Every line in the listing is to be echoed verbatim.

* START PROVIDED MATERIAL *

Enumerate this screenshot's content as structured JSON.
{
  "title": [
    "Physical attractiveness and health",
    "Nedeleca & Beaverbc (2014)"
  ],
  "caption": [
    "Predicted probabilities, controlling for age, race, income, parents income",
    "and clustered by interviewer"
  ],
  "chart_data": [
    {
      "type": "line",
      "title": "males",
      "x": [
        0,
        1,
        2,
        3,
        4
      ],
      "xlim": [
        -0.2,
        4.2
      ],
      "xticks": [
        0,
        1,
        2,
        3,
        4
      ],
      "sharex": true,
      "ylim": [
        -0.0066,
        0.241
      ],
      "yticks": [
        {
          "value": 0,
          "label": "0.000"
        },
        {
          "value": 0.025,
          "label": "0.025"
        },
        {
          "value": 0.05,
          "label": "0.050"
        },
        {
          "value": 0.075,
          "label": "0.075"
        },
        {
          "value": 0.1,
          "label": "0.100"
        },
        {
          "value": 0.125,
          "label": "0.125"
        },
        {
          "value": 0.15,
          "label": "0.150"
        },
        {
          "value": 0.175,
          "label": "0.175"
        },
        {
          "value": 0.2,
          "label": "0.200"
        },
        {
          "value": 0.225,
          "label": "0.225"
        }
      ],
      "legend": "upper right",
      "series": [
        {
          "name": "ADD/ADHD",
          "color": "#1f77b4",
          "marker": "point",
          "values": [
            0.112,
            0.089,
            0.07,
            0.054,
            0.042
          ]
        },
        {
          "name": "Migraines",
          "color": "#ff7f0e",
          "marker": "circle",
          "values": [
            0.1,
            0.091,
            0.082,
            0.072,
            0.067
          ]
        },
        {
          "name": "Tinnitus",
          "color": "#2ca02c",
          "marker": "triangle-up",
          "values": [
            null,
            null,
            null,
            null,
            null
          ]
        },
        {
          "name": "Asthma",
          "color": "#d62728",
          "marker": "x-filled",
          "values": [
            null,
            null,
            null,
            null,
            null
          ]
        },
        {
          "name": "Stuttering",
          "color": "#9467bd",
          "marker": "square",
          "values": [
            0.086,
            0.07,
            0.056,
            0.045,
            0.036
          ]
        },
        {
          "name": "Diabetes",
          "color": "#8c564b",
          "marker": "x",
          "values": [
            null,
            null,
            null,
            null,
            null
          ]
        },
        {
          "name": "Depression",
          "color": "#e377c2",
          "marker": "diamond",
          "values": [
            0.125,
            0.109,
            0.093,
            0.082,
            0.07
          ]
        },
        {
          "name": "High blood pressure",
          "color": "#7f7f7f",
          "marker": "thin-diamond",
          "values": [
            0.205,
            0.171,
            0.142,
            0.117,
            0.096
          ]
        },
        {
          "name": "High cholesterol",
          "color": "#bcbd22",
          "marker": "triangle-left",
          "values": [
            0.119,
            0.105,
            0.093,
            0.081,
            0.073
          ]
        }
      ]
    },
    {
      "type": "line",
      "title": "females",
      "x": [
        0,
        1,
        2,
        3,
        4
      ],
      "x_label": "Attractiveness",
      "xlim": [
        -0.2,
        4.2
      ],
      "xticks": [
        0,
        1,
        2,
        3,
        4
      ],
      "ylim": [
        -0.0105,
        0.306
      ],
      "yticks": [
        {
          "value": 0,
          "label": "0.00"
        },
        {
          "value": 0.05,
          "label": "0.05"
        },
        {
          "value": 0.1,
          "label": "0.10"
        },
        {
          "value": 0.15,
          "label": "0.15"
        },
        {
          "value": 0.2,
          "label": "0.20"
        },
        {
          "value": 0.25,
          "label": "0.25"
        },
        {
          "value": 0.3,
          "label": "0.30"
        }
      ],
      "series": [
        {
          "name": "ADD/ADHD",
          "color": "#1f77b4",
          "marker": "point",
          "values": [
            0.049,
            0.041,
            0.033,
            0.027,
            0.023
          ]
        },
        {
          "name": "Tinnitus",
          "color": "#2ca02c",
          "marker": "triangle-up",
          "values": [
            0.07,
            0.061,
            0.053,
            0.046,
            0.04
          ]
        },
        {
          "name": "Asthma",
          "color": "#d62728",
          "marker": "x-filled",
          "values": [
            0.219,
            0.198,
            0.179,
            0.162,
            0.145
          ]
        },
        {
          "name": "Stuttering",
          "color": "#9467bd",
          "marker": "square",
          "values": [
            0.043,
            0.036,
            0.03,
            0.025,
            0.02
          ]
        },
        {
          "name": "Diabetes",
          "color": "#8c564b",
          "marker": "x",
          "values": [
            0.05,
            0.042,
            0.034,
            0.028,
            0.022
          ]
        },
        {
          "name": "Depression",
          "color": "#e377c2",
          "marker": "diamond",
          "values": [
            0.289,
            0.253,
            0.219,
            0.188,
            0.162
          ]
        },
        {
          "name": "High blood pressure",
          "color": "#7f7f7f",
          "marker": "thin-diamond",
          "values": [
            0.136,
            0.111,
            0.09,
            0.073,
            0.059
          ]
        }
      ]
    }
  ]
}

* END PROVIDED MATERIAL *

▶ [THE REPLY]
Enumerate this screenshot's content as structured JSON.
{
  "title": [
    "Physical attractiveness and health",
    "Nedeleca & Beaverbc (2014)"
  ],
  "caption": [
    "Predicted probabilities, controlling for age, race, income, parents income",
    "and clustered by interviewer"
  ],
  "chart_data": [
    {
      "type": "line",
      "title": "males",
      "x": [
        0,
        1,
        2,
        3,
        4
      ],
      "xlim": [
        -0.2,
        4.2
      ],
      "xticks": [
        0,
        1,
        2,
        3,
        4
      ],
      "sharex": true,
      "ylim": [
        -0.0066,
        0.241
      ],
      "yticks": [
        {
          "value": 0,
          "label": "0.000"
        },
        {
          "value": 0.025,
          "label": "0.025"
        },
        {
          "value": 0.05,
          "label": "0.050"
        },
        {
          "value": 0.075,
          "label": "0.075"
        },
        {
          "value": 0.1,
          "label": "0.100"
        },
        {
          "value": 0.125,
          "label": "0.125"
        },
        {
          "value": 0.15,
          "label": "0.150"
        },
        {
          "value": 0.175,
          "label": "0.175"
        },
        {
          "value": 0.2,
          "label": "0.200"
        },
        {
          "value": 0.225,
          "label": "0.225"
        }
      ],
      "legend": "upper right",
      "series": [
        {
          "name": "ADD/ADHD",
          "color": "#1f77b4",
          "marker": "point",
          "values": [
            0.112,
            0.089,
            0.07,
            0.054,
            0.042
          ]
        },
        {
          "name": "Migraines",
          "color": "#ff7f0e",
          "marker": "circle",
          "values": [
            0.1,
            0.091,
            0.082,
            0.072,
            0.067
          ]
        },
        {
          "name": "Tinnitus",
          "color": "#2ca02c",
          "marker": "triangle-up",
          "values": [
            null,
            null,
            null,
            null,
            null
          ]
        },
        {
          "name": "Asthma",
          "color": "#d62728",
          "marker": "x-filled",
          "values": [
            null,
            null,
            null,
            null,
            null
          ]
        },
        {
          "name": "Stuttering",
          "color": "#9467bd",
          "marker": "square",
          "values": [
            0.086,
            0.07,
            0.056,
            0.045,
            0.036
          ]
        },
        {
          "name": "Diabetes",
          "color": "#8c564b",
          "marker": "x",
          "values": [
            null,
            null,
            null,
            null,
            null
          ]
        },
        {
          "name": "Depression",
          "color": "#e377c2",
          "marker": "diamond",
          "values": [
            0.125,
            0.109,
            0.093,
            0.082,
            0.07
          ]
        },
        {
          "name": "High blood pressure",
          "color": "#7f7f7f",
          "marker": "thin-diamond",
          "values": [
            0.205,
            0.171,
            0.142,
            0.117,
            0.096
          ]
        },
        {
          "name": "High cholesterol",
          "color": "#bcbd22",
          "marker": "triangle-left",
          "values": [
            0.119,
            0.105,
            0.093,
            0.081,
            0.073
          ]
        }
      ]
    },
    {
      "type": "line",
      "title": "females",
      "x": [
        0,
        1,
        2,
        3,
        4
      ],
      "x_label": "Attractiveness",
      "xlim": [
        -0.2,
        4.2
      ],
      "xticks": [
        0,
        1,
        2,
        3,
        4
      ],
      "ylim": [
        -0.0105,
        0.306
      ],
      "yticks": [
        {
          "value": 0,
          "label": "0.00"
        },
        {
          "value": 0.05,
          "label": "0.05"
        },
        {
          "value": 0.1,
          "label": "0.10"
        },
        {
          "value": 0.15,
          "label": "0.15"
        },
        {
          "value": 0.2,
          "label": "0.20"
        },
        {
          "value": 0.25,
          "label": "0.25"
        },
        {
          "value": 0.3,
          "label": "0.30"
        }
      ],
      "series": [
        {
          "name": "ADD/ADHD",
          "color": "#1f77b4",
          "marker": "point",
          "values": [
            0.049,
            0.041,
            0.033,
            0.027,
            0.023
          ]
        },
        {
          "name": "Tinnitus",
          "color": "#2ca02c",
          "marker": "triangle-up",
          "values": [
            0.07,
            0.061,
            0.053,
            0.046,
            0.04
          ]
        },
        {
          "name": "Asthma",
          "color": "#d62728",
          "marker": "x-filled",
          "values": [
            0.219,
            0.198,
            0.179,
            0.162,
            0.145
          ]
        },
        {
          "name": "Stuttering",
          "color": "#9467bd",
          "marker": "square",
          "values": [
            0.043,
            0.036,
            0.03,
            0.025,
            0.02
          ]
        },
        {
          "name": "Diabetes",
          "color": "#8c564b",
          "marker": "x",
          "values": [
            0.05,
            0.042,
            0.034,
            0.028,
            0.022
          ]
        },
        {
          "name": "Depression",
          "color": "#e377c2",
          "marker": "diamond",
          "values": [
            0.289,
            0.253,
            0.219,
            0.188,
            0.162
          ]
        },
        {
          "name": "High blood pressure",
          "color": "#7f7f7f",
          "marker": "thin-diamond",
          "values": [
            0.136,
            0.111,
            0.09,
            0.073,
            0.059
          ]
        }
      ]
    }
  ]
}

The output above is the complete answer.